Exercise — Pictures within the data are to be left out; everything else must be reproduced exactly.

[Extracts from a graphics dataset]
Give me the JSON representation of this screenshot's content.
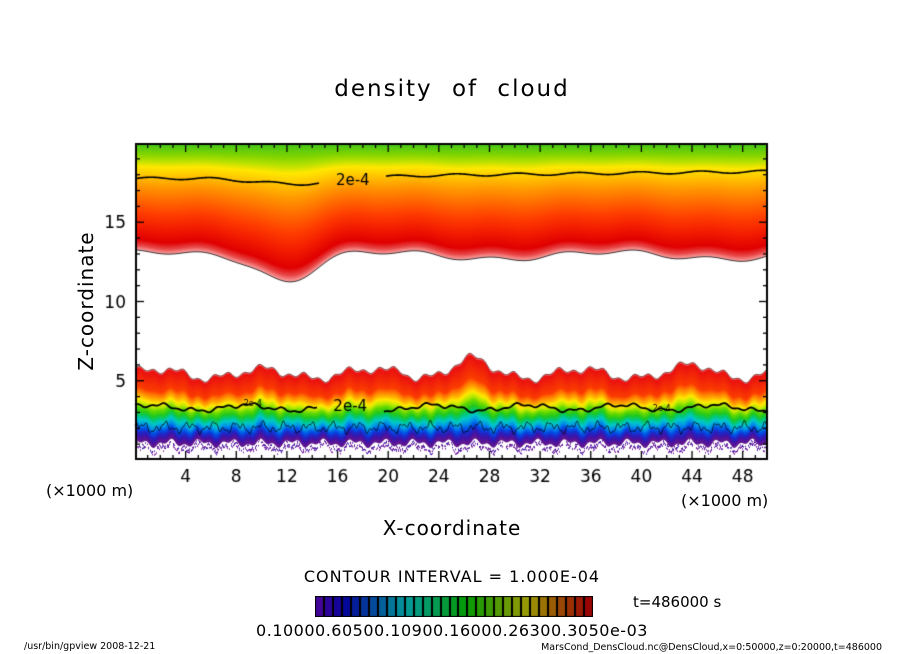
{
  "chart_data": {
    "type": "filled-contour",
    "title": "density of cloud",
    "xlabel": "X-coordinate",
    "ylabel": "Z-coordinate",
    "axis_unit_label": "(×1000 m)",
    "xlim": [
      0,
      50
    ],
    "ylim": [
      0,
      20
    ],
    "x_major_ticks": [
      4,
      8,
      12,
      16,
      20,
      24,
      28,
      32,
      36,
      40,
      44,
      48
    ],
    "x_minor_tick_every": 1,
    "y_major_ticks": [
      5,
      10,
      15
    ],
    "y_minor_tick_every": 1,
    "contour_interval_label": "CONTOUR INTERVAL = 1.000E-04",
    "contour_label": "2e-4",
    "time_label": "t=486000 s",
    "colorbar_tick_text": "0.10000.60500.10900.16000.26300.3050e-03",
    "grid": false,
    "layers": [
      {
        "name": "upper cloud layer",
        "z_top": 20,
        "z_bottom_mean": 12.9,
        "dip_x": 12,
        "dip_depth": 1.5,
        "labeled_contour_z": 17.75,
        "colors_top_to_bottom": [
          "green",
          "yellow",
          "orange",
          "red",
          "pink-fringe"
        ],
        "gradient": [
          [
            0,
            "#3cc41c"
          ],
          [
            0.1,
            "#7fd400"
          ],
          [
            0.16,
            "#b5e000"
          ],
          [
            0.22,
            "#ffe800"
          ],
          [
            0.3,
            "#ffc400"
          ],
          [
            0.4,
            "#ff9800"
          ],
          [
            0.52,
            "#ff6a00"
          ],
          [
            0.64,
            "#ff4000"
          ],
          [
            0.76,
            "#f52000"
          ],
          [
            0.9,
            "#e00000"
          ],
          [
            0.955,
            "#e84848"
          ],
          [
            1,
            "#ffaaaa"
          ]
        ]
      },
      {
        "name": "lower cloud layer",
        "z_top_mean": 5.45,
        "z_bottom_mean": 1.05,
        "labeled_contour_z": 3.3,
        "thin_contour_z": 2.05,
        "colors_top_to_bottom": [
          "red",
          "orange",
          "yellow",
          "green",
          "cyan",
          "blue",
          "navy",
          "purple"
        ],
        "gradient": [
          [
            0,
            "#ff9898"
          ],
          [
            0.025,
            "#ea1010"
          ],
          [
            0.27,
            "#fb3c00"
          ],
          [
            0.33,
            "#ff7e00"
          ],
          [
            0.385,
            "#ffb400"
          ],
          [
            0.43,
            "#ffe800"
          ],
          [
            0.48,
            "#c0ea00"
          ],
          [
            0.535,
            "#62d800"
          ],
          [
            0.6,
            "#1fc81f"
          ],
          [
            0.655,
            "#00c87e"
          ],
          [
            0.7,
            "#00c8c8"
          ],
          [
            0.76,
            "#0096e6"
          ],
          [
            0.82,
            "#0050e6"
          ],
          [
            0.87,
            "#1e28c8"
          ],
          [
            0.92,
            "#3c14aa"
          ],
          [
            0.965,
            "#5a1496"
          ],
          [
            1,
            "#641e8c"
          ]
        ]
      }
    ],
    "colorbar": {
      "n_cells": 31,
      "hue_start": 265,
      "hue_end": 0,
      "lightness": "31%"
    },
    "frame_color": "#000000"
  },
  "footer": {
    "left": "/usr/bin/gpview  2008-12-21",
    "right": "MarsCond_DensCloud.nc@DensCloud,x=0:50000,z=0:20000,t=486000"
  }
}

Reply —
Give me the JSON representation of this screenshot's content.
{
  "chart_data": {
    "type": "filled-contour",
    "title": "density of cloud",
    "xlabel": "X-coordinate",
    "ylabel": "Z-coordinate",
    "axis_unit_label": "(×1000 m)",
    "xlim": [
      0,
      50
    ],
    "ylim": [
      0,
      20
    ],
    "x_major_ticks": [
      4,
      8,
      12,
      16,
      20,
      24,
      28,
      32,
      36,
      40,
      44,
      48
    ],
    "x_minor_tick_every": 1,
    "y_major_ticks": [
      5,
      10,
      15
    ],
    "y_minor_tick_every": 1,
    "contour_interval_label": "CONTOUR INTERVAL = 1.000E-04",
    "contour_label": "2e-4",
    "time_label": "t=486000 s",
    "colorbar_tick_text": "0.10000.60500.10900.16000.26300.3050e-03",
    "grid": false,
    "layers": [
      {
        "name": "upper cloud layer",
        "z_top": 20,
        "z_bottom_mean": 12.9,
        "dip_x": 12,
        "dip_depth": 1.5,
        "labeled_contour_z": 17.75,
        "colors_top_to_bottom": [
          "green",
          "yellow",
          "orange",
          "red",
          "pink-fringe"
        ],
        "gradient": [
          [
            0,
            "#3cc41c"
          ],
          [
            0.1,
            "#7fd400"
          ],
          [
            0.16,
            "#b5e000"
          ],
          [
            0.22,
            "#ffe800"
          ],
          [
            0.3,
            "#ffc400"
          ],
          [
            0.4,
            "#ff9800"
          ],
          [
            0.52,
            "#ff6a00"
          ],
          [
            0.64,
            "#ff4000"
          ],
          [
            0.76,
            "#f52000"
          ],
          [
            0.9,
            "#e00000"
          ],
          [
            0.955,
            "#e84848"
          ],
          [
            1,
            "#ffaaaa"
          ]
        ]
      },
      {
        "name": "lower cloud layer",
        "z_top_mean": 5.45,
        "z_bottom_mean": 1.05,
        "labeled_contour_z": 3.3,
        "thin_contour_z": 2.05,
        "colors_top_to_bottom": [
          "red",
          "orange",
          "yellow",
          "green",
          "cyan",
          "blue",
          "navy",
          "purple"
        ],
        "gradient": [
          [
            0,
            "#ff9898"
          ],
          [
            0.025,
            "#ea1010"
          ],
          [
            0.27,
            "#fb3c00"
          ],
          [
            0.33,
            "#ff7e00"
          ],
          [
            0.385,
            "#ffb400"
          ],
          [
            0.43,
            "#ffe800"
          ],
          [
            0.48,
            "#c0ea00"
          ],
          [
            0.535,
            "#62d800"
          ],
          [
            0.6,
            "#1fc81f"
          ],
          [
            0.655,
            "#00c87e"
          ],
          [
            0.7,
            "#00c8c8"
          ],
          [
            0.76,
            "#0096e6"
          ],
          [
            0.82,
            "#0050e6"
          ],
          [
            0.87,
            "#1e28c8"
          ],
          [
            0.92,
            "#3c14aa"
          ],
          [
            0.965,
            "#5a1496"
          ],
          [
            1,
            "#641e8c"
          ]
        ]
      }
    ],
    "colorbar": {
      "n_cells": 31,
      "hue_start": 265,
      "hue_end": 0,
      "lightness": "31%"
    },
    "frame_color": "#000000"
  },
  "footer": {
    "left": "/usr/bin/gpview  2008-12-21",
    "right": "MarsCond_DensCloud.nc@DensCloud,x=0:50000,z=0:20000,t=486000"
  }
}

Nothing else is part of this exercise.